┌─ MATERIAL SHOWN

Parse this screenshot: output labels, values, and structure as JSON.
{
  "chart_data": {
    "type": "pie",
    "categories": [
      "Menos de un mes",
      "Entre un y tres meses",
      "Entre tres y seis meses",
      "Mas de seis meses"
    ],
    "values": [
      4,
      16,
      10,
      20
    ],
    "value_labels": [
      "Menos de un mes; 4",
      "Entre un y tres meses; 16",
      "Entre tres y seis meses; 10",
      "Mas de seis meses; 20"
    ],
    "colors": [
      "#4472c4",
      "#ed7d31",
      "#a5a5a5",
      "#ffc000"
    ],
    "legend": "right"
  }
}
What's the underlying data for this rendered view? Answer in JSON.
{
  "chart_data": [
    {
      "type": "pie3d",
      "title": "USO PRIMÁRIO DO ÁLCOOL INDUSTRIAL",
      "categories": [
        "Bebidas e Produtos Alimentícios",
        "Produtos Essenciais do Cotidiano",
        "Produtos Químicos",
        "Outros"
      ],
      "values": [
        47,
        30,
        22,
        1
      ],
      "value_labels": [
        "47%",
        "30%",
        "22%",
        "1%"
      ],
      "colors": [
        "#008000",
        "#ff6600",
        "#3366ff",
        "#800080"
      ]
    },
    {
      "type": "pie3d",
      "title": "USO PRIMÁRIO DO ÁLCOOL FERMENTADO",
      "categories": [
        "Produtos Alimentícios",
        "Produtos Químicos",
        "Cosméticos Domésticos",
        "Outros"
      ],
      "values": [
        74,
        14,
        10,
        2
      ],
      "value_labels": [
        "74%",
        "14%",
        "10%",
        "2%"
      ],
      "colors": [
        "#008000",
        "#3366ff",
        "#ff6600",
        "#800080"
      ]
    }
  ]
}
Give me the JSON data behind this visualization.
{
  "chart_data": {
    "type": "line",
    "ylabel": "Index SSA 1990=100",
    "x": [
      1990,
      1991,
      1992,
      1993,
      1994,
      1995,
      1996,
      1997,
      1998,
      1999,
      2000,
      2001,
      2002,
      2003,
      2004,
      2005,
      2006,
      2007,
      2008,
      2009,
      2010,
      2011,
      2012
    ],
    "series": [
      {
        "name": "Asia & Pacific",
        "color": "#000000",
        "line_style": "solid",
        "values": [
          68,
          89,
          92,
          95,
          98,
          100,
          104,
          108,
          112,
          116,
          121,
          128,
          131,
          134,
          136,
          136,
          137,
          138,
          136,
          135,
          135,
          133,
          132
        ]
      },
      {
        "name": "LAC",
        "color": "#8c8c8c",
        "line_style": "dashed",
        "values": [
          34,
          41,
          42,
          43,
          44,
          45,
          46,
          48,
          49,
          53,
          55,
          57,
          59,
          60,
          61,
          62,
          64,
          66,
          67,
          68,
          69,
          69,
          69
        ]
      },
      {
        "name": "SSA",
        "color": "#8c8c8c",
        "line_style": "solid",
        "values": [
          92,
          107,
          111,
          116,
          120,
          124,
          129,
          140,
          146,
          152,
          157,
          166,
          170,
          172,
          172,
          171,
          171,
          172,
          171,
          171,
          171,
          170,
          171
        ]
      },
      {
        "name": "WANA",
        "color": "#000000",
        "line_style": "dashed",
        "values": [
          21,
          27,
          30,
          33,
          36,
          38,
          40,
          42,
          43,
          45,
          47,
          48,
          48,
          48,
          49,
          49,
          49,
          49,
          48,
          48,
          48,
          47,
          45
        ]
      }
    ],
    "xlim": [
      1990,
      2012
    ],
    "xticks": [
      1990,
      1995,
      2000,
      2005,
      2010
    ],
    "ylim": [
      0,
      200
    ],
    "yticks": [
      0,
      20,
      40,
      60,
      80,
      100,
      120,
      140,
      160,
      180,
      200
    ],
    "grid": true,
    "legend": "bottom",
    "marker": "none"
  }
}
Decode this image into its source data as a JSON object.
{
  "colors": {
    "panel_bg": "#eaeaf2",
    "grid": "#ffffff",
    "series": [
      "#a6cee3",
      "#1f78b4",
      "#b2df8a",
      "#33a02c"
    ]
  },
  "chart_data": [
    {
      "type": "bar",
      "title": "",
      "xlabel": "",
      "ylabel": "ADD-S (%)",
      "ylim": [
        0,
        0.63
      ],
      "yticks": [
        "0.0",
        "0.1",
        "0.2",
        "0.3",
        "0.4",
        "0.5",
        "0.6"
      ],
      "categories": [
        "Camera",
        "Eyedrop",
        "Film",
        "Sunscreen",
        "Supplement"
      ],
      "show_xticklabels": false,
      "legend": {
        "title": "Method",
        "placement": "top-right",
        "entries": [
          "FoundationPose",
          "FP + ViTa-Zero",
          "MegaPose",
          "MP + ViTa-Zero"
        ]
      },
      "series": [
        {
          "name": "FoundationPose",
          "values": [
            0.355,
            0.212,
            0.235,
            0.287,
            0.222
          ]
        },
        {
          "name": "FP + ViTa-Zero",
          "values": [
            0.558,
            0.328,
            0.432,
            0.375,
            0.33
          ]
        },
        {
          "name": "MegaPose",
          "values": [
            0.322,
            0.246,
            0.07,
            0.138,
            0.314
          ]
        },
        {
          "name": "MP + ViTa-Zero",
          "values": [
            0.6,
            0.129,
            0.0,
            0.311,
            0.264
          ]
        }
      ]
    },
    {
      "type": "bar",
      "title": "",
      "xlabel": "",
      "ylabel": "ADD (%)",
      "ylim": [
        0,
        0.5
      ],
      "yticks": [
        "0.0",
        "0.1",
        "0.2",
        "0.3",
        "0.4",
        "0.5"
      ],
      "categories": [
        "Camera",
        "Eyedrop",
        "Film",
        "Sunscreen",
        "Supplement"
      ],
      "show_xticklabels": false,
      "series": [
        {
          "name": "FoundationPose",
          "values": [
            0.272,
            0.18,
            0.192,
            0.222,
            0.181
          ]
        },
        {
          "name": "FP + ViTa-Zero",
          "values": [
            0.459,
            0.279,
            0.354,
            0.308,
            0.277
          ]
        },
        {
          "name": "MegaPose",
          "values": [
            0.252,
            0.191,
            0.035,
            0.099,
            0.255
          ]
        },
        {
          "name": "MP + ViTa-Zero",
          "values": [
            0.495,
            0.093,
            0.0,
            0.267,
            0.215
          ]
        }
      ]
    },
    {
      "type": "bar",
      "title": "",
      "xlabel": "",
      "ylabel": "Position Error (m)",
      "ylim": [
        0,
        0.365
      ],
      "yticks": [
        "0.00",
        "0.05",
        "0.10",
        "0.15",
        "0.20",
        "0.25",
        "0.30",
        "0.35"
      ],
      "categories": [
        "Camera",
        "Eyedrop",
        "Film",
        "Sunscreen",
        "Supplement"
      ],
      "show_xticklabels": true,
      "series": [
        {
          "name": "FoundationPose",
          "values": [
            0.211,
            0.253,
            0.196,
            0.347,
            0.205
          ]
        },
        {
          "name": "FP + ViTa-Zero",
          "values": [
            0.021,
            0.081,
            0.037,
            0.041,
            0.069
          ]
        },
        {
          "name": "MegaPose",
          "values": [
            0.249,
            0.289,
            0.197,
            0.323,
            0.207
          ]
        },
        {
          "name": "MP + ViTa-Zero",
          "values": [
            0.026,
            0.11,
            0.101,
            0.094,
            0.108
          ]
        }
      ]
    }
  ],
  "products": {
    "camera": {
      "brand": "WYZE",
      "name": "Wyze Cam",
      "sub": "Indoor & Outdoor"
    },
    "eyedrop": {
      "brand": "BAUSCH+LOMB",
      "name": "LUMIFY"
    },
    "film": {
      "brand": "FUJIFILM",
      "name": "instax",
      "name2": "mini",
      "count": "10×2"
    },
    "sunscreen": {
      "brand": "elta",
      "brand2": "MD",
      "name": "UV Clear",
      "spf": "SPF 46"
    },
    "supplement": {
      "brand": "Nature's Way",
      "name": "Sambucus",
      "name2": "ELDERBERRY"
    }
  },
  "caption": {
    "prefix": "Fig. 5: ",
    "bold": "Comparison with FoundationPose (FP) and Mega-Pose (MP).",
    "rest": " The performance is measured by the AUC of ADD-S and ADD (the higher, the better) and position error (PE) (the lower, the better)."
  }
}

└─

[PROBLEM STATEMENT] Work out how many lines of the material above contain the word "ÁLCOOL", then give only that figure.

[SOLUTION TO THE PROBLEM] 2